Request
With the images removed, repeat the data below exactly.

Items

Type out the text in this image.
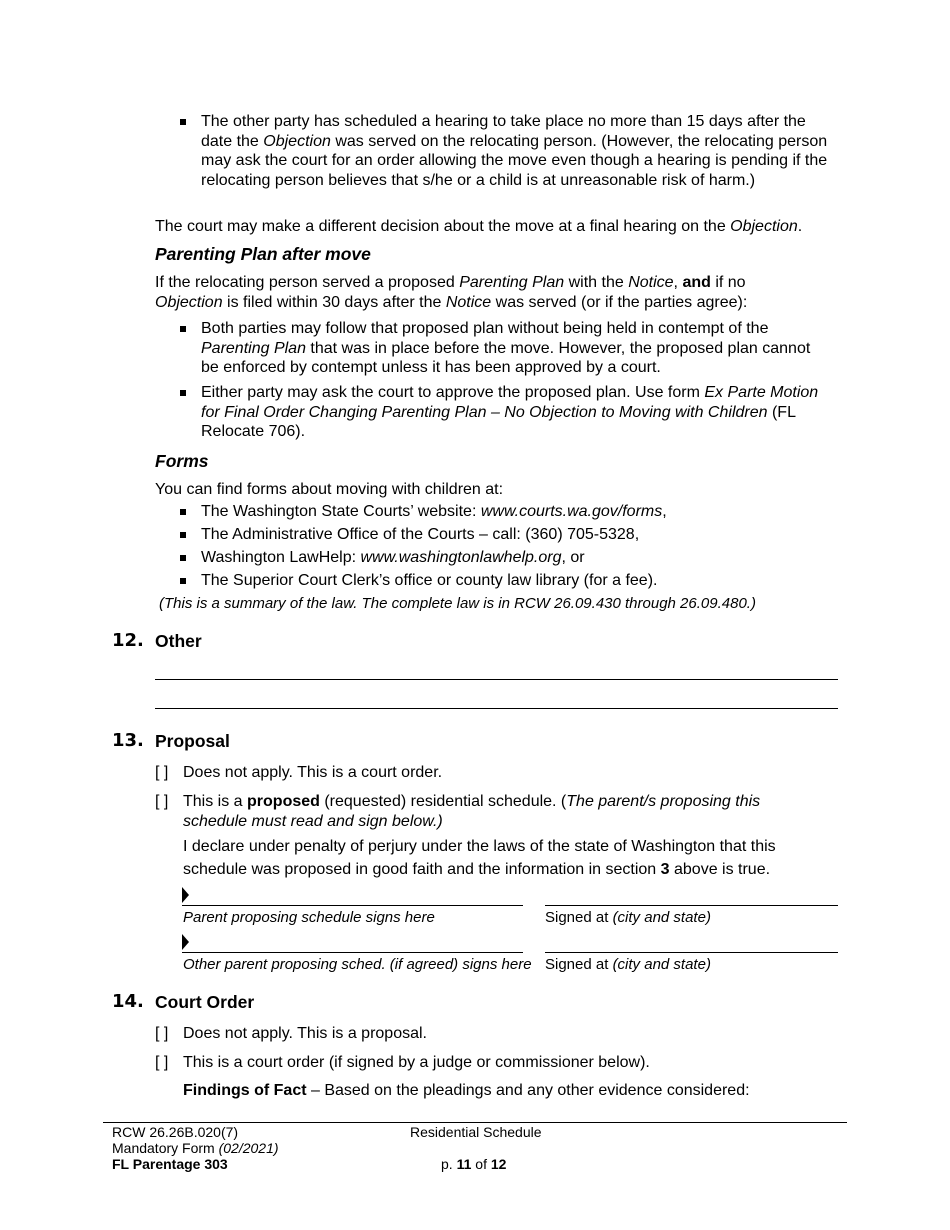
The other party has scheduled a hearing to take place no more than 15 days after the date the Objection was served on the relocating person. (However, the relocating person may ask the court for an order allowing the move even though a hearing is pending if the relocating person believes that s/he or a child is at unreasonable risk of harm.)
The court may make a different decision about the move at a final hearing on the Objection.
Parenting Plan after move
If the relocating person served a proposed Parenting Plan with the Notice, and if no Objection is filed within 30 days after the Notice was served (or if the parties agree):
Both parties may follow that proposed plan without being held in contempt of the Parenting Plan that was in place before the move. However, the proposed plan cannot be enforced by contempt unless it has been approved by a court.
Either party may ask the court to approve the proposed plan. Use form Ex Parte Motion for Final Order Changing Parenting Plan – No Objection to Moving with Children (FL Relocate 706).
Forms
You can find forms about moving with children at:
The Washington State Courts’ website: www.courts.wa.gov/forms,
The Administrative Office of the Courts – call: (360) 705-5328,
Washington LawHelp: www.washingtonlawhelp.org, or
The Superior Court Clerk’s office or county law library (for a fee).
(This is a summary of the law. The complete law is in RCW 26.09.430 through 26.09.480.)
12. Other
13. Proposal
[ ] Does not apply. This is a court order.
[ ] This is a proposed (requested) residential schedule. (The parent/s proposing this schedule must read and sign below.)
I declare under penalty of perjury under the laws of the state of Washington that this schedule was proposed in good faith and the information in section 3 above is true.
Parent proposing schedule signs here	Signed at (city and state)
Other parent proposing sched. (if agreed) signs here Signed at (city and state)
14. Court Order
[ ] Does not apply. This is a proposal.
[ ] This is a court order (if signed by a judge or commissioner below).
Findings of Fact – Based on the pleadings and any other evidence considered:
RCW 26.26B.020(7)
Mandatory Form (02/2021)
FL Parentage 303
Residential Schedule
p. 11 of 12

Task result
Type out the text in this image.
The other party has scheduled a hearing to take place no more than 15 days after the date the Objection was served on the relocating person. (However, the relocating person may ask the court for an order allowing the move even though a hearing is pending if the relocating person believes that s/he or a child is at unreasonable risk of harm.)
The court may make a different decision about the move at a final hearing on the Objection.
Parenting Plan after move
If the relocating person served a proposed Parenting Plan with the Notice, and if no Objection is filed within 30 days after the Notice was served (or if the parties agree):
Both parties may follow that proposed plan without being held in contempt of the Parenting Plan that was in place before the move. However, the proposed plan cannot be enforced by contempt unless it has been approved by a court.
Either party may ask the court to approve the proposed plan. Use form Ex Parte Motion for Final Order Changing Parenting Plan – No Objection to Moving with Children (FL Relocate 706).
Forms
You can find forms about moving with children at:
The Washington State Courts’ website: www.courts.wa.gov/forms,
The Administrative Office of the Courts – call: (360) 705-5328,
Washington LawHelp: www.washingtonlawhelp.org, or
The Superior Court Clerk’s office or county law library (for a fee).
(This is a summary of the law. The complete law is in RCW 26.09.430 through 26.09.480.)
12. Other
13. Proposal
[ ] Does not apply. This is a court order.
[ ] This is a proposed (requested) residential schedule. (The parent/s proposing this schedule must read and sign below.)
I declare under penalty of perjury under the laws of the state of Washington that this schedule was proposed in good faith and the information in section 3 above is true.
Parent proposing schedule signs here	Signed at (city and state)
Other parent proposing sched. (if agreed) signs here Signed at (city and state)
14. Court Order
[ ] Does not apply. This is a proposal.
[ ] This is a court order (if signed by a judge or commissioner below).
Findings of Fact – Based on the pleadings and any other evidence considered:
RCW 26.26B.020(7)
Mandatory Form (02/2021)
FL Parentage 303
Residential Schedule
p. 11 of 12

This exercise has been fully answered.